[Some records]
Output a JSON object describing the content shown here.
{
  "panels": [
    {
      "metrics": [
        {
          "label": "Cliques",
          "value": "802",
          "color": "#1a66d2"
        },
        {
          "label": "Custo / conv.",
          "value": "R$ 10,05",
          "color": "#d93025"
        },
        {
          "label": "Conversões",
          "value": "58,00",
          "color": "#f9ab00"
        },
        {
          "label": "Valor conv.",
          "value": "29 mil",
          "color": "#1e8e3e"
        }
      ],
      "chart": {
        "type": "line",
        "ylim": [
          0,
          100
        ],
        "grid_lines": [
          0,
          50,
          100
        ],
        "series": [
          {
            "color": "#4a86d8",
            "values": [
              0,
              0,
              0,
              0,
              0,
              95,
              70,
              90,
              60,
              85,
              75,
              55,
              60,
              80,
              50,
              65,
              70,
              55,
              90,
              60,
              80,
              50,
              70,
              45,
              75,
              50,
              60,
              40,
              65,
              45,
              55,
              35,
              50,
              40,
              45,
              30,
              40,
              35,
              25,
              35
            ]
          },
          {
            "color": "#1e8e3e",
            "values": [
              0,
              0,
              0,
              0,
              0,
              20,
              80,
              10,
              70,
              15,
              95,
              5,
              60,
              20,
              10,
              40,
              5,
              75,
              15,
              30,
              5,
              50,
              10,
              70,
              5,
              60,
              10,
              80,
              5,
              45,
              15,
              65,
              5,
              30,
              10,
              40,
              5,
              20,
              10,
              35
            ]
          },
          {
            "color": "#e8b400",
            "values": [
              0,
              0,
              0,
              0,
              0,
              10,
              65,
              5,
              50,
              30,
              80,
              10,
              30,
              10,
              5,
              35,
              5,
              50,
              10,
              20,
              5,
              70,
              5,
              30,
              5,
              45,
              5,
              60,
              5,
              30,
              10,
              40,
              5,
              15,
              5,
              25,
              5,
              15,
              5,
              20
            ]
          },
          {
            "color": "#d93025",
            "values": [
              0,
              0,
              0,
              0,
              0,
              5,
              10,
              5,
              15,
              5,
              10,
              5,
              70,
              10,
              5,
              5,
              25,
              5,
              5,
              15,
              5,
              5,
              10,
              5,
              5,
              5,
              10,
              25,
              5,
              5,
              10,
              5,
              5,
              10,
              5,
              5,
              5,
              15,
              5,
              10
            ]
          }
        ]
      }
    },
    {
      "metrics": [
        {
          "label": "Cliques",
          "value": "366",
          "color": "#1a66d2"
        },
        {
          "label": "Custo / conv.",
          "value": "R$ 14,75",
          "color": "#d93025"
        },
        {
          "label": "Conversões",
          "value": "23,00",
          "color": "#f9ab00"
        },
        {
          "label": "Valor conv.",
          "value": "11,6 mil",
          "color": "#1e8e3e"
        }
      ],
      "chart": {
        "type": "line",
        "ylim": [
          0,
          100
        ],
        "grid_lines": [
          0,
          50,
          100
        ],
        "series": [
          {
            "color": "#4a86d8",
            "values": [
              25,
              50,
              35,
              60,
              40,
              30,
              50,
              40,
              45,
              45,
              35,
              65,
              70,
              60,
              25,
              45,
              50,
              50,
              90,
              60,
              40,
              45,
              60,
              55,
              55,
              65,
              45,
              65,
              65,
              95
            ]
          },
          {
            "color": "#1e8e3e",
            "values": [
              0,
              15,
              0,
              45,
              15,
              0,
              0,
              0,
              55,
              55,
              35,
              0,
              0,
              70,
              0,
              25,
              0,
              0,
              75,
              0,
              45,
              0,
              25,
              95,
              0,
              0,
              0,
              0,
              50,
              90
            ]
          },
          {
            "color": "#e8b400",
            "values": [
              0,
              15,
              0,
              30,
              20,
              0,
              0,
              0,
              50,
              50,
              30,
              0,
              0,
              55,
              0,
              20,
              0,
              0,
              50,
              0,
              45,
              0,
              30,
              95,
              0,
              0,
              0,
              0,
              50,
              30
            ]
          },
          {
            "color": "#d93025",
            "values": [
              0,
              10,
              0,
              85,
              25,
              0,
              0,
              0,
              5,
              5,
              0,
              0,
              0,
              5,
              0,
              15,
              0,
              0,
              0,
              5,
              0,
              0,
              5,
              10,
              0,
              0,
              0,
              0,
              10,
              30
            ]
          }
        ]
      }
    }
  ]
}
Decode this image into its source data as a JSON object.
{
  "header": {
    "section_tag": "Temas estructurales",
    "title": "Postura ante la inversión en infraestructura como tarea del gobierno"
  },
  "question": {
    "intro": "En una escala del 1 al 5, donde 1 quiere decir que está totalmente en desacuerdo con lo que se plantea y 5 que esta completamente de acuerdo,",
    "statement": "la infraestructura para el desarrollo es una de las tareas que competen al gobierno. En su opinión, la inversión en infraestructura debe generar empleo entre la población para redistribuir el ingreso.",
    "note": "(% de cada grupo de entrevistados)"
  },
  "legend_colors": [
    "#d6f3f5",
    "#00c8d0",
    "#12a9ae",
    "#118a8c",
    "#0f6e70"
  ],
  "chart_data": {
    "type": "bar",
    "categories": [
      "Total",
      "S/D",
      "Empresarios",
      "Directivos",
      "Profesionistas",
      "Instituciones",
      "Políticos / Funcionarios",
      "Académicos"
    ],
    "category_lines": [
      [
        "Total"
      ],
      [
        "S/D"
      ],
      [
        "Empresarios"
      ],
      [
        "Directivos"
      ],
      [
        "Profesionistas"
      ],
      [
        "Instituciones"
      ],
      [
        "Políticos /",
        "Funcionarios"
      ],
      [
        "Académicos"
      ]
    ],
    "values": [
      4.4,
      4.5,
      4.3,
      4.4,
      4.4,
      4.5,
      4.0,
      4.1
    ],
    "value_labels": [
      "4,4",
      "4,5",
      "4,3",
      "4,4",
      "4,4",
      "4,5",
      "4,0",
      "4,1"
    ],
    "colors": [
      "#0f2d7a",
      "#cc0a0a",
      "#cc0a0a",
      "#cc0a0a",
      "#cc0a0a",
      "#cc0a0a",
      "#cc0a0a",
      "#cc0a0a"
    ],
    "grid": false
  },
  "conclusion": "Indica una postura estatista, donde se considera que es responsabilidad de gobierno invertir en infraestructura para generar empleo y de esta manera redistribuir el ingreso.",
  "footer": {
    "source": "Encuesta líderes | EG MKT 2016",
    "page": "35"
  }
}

- **Problem details**
Every entry above needs to be quoted exactly.

- **Exercise answer**
Output a JSON object describing the content shown here.
{
  "panels": [
    {
      "metrics": [
        {
          "label": "Cliques",
          "value": "802",
          "color": "#1a66d2"
        },
        {
          "label": "Custo / conv.",
          "value": "R$ 10,05",
          "color": "#d93025"
        },
        {
          "label": "Conversões",
          "value": "58,00",
          "color": "#f9ab00"
        },
        {
          "label": "Valor conv.",
          "value": "29 mil",
          "color": "#1e8e3e"
        }
      ],
      "chart": {
        "type": "line",
        "ylim": [
          0,
          100
        ],
        "grid_lines": [
          0,
          50,
          100
        ],
        "series": [
          {
            "color": "#4a86d8",
            "values": [
              0,
              0,
              0,
              0,
              0,
              95,
              70,
              90,
              60,
              85,
              75,
              55,
              60,
              80,
              50,
              65,
              70,
              55,
              90,
              60,
              80,
              50,
              70,
              45,
              75,
              50,
              60,
              40,
              65,
              45,
              55,
              35,
              50,
              40,
              45,
              30,
              40,
              35,
              25,
              35
            ]
          },
          {
            "color": "#1e8e3e",
            "values": [
              0,
              0,
              0,
              0,
              0,
              20,
              80,
              10,
              70,
              15,
              95,
              5,
              60,
              20,
              10,
              40,
              5,
              75,
              15,
              30,
              5,
              50,
              10,
              70,
              5,
              60,
              10,
              80,
              5,
              45,
              15,
              65,
              5,
              30,
              10,
              40,
              5,
              20,
              10,
              35
            ]
          },
          {
            "color": "#e8b400",
            "values": [
              0,
              0,
              0,
              0,
              0,
              10,
              65,
              5,
              50,
              30,
              80,
              10,
              30,
              10,
              5,
              35,
              5,
              50,
              10,
              20,
              5,
              70,
              5,
              30,
              5,
              45,
              5,
              60,
              5,
              30,
              10,
              40,
              5,
              15,
              5,
              25,
              5,
              15,
              5,
              20
            ]
          },
          {
            "color": "#d93025",
            "values": [
              0,
              0,
              0,
              0,
              0,
              5,
              10,
              5,
              15,
              5,
              10,
              5,
              70,
              10,
              5,
              5,
              25,
              5,
              5,
              15,
              5,
              5,
              10,
              5,
              5,
              5,
              10,
              25,
              5,
              5,
              10,
              5,
              5,
              10,
              5,
              5,
              5,
              15,
              5,
              10
            ]
          }
        ]
      }
    },
    {
      "metrics": [
        {
          "label": "Cliques",
          "value": "366",
          "color": "#1a66d2"
        },
        {
          "label": "Custo / conv.",
          "value": "R$ 14,75",
          "color": "#d93025"
        },
        {
          "label": "Conversões",
          "value": "23,00",
          "color": "#f9ab00"
        },
        {
          "label": "Valor conv.",
          "value": "11,6 mil",
          "color": "#1e8e3e"
        }
      ],
      "chart": {
        "type": "line",
        "ylim": [
          0,
          100
        ],
        "grid_lines": [
          0,
          50,
          100
        ],
        "series": [
          {
            "color": "#4a86d8",
            "values": [
              25,
              50,
              35,
              60,
              40,
              30,
              50,
              40,
              45,
              45,
              35,
              65,
              70,
              60,
              25,
              45,
              50,
              50,
              90,
              60,
              40,
              45,
              60,
              55,
              55,
              65,
              45,
              65,
              65,
              95
            ]
          },
          {
            "color": "#1e8e3e",
            "values": [
              0,
              15,
              0,
              45,
              15,
              0,
              0,
              0,
              55,
              55,
              35,
              0,
              0,
              70,
              0,
              25,
              0,
              0,
              75,
              0,
              45,
              0,
              25,
              95,
              0,
              0,
              0,
              0,
              50,
              90
            ]
          },
          {
            "color": "#e8b400",
            "values": [
              0,
              15,
              0,
              30,
              20,
              0,
              0,
              0,
              50,
              50,
              30,
              0,
              0,
              55,
              0,
              20,
              0,
              0,
              50,
              0,
              45,
              0,
              30,
              95,
              0,
              0,
              0,
              0,
              50,
              30
            ]
          },
          {
            "color": "#d93025",
            "values": [
              0,
              10,
              0,
              85,
              25,
              0,
              0,
              0,
              5,
              5,
              0,
              0,
              0,
              5,
              0,
              15,
              0,
              0,
              0,
              5,
              0,
              0,
              5,
              10,
              0,
              0,
              0,
              0,
              10,
              30
            ]
          }
        ]
      }
    }
  ]
}
Decode this image into its source data as a JSON object.
{
  "header": {
    "section_tag": "Temas estructurales",
    "title": "Postura ante la inversión en infraestructura como tarea del gobierno"
  },
  "question": {
    "intro": "En una escala del 1 al 5, donde 1 quiere decir que está totalmente en desacuerdo con lo que se plantea y 5 que esta completamente de acuerdo,",
    "statement": "la infraestructura para el desarrollo es una de las tareas que competen al gobierno. En su opinión, la inversión en infraestructura debe generar empleo entre la población para redistribuir el ingreso.",
    "note": "(% de cada grupo de entrevistados)"
  },
  "legend_colors": [
    "#d6f3f5",
    "#00c8d0",
    "#12a9ae",
    "#118a8c",
    "#0f6e70"
  ],
  "chart_data": {
    "type": "bar",
    "categories": [
      "Total",
      "S/D",
      "Empresarios",
      "Directivos",
      "Profesionistas",
      "Instituciones",
      "Políticos / Funcionarios",
      "Académicos"
    ],
    "category_lines": [
      [
        "Total"
      ],
      [
        "S/D"
      ],
      [
        "Empresarios"
      ],
      [
        "Directivos"
      ],
      [
        "Profesionistas"
      ],
      [
        "Instituciones"
      ],
      [
        "Políticos /",
        "Funcionarios"
      ],
      [
        "Académicos"
      ]
    ],
    "values": [
      4.4,
      4.5,
      4.3,
      4.4,
      4.4,
      4.5,
      4.0,
      4.1
    ],
    "value_labels": [
      "4,4",
      "4,5",
      "4,3",
      "4,4",
      "4,4",
      "4,5",
      "4,0",
      "4,1"
    ],
    "colors": [
      "#0f2d7a",
      "#cc0a0a",
      "#cc0a0a",
      "#cc0a0a",
      "#cc0a0a",
      "#cc0a0a",
      "#cc0a0a",
      "#cc0a0a"
    ],
    "grid": false
  },
  "conclusion": "Indica una postura estatista, donde se considera que es responsabilidad de gobierno invertir en infraestructura para generar empleo y de esta manera redistribuir el ingreso.",
  "footer": {
    "source": "Encuesta líderes | EG MKT 2016",
    "page": "35"
  }
}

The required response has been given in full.